- _Written instruction_: Return the listing below word for word.

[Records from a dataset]
****
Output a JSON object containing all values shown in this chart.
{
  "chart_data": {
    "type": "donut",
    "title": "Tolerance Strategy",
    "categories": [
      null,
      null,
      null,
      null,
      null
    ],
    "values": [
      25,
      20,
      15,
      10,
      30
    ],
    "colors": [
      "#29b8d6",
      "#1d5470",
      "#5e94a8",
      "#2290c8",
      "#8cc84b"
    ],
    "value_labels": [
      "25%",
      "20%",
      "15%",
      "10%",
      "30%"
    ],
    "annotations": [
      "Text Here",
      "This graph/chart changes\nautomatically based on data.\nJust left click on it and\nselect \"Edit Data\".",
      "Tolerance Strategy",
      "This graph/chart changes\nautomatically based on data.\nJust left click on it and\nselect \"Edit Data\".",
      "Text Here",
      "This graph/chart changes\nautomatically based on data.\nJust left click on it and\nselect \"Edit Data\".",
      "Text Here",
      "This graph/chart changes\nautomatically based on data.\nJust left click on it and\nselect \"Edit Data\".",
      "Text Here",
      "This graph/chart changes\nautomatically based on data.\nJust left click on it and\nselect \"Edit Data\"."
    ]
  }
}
****
- _Worked answer_:
Output a JSON object containing all values shown in this chart.
{
  "chart_data": {
    "type": "donut",
    "title": "Tolerance Strategy",
    "categories": [
      null,
      null,
      null,
      null,
      null
    ],
    "values": [
      25,
      20,
      15,
      10,
      30
    ],
    "colors": [
      "#29b8d6",
      "#1d5470",
      "#5e94a8",
      "#2290c8",
      "#8cc84b"
    ],
    "value_labels": [
      "25%",
      "20%",
      "15%",
      "10%",
      "30%"
    ],
    "annotations": [
      "Text Here",
      "This graph/chart changes\nautomatically based on data.\nJust left click on it and\nselect \"Edit Data\".",
      "Tolerance Strategy",
      "This graph/chart changes\nautomatically based on data.\nJust left click on it and\nselect \"Edit Data\".",
      "Text Here",
      "This graph/chart changes\nautomatically based on data.\nJust left click on it and\nselect \"Edit Data\".",
      "Text Here",
      "This graph/chart changes\nautomatically based on data.\nJust left click on it and\nselect \"Edit Data\".",
      "Text Here",
      "This graph/chart changes\nautomatically based on data.\nJust left click on it and\nselect \"Edit Data\"."
    ]
  }
}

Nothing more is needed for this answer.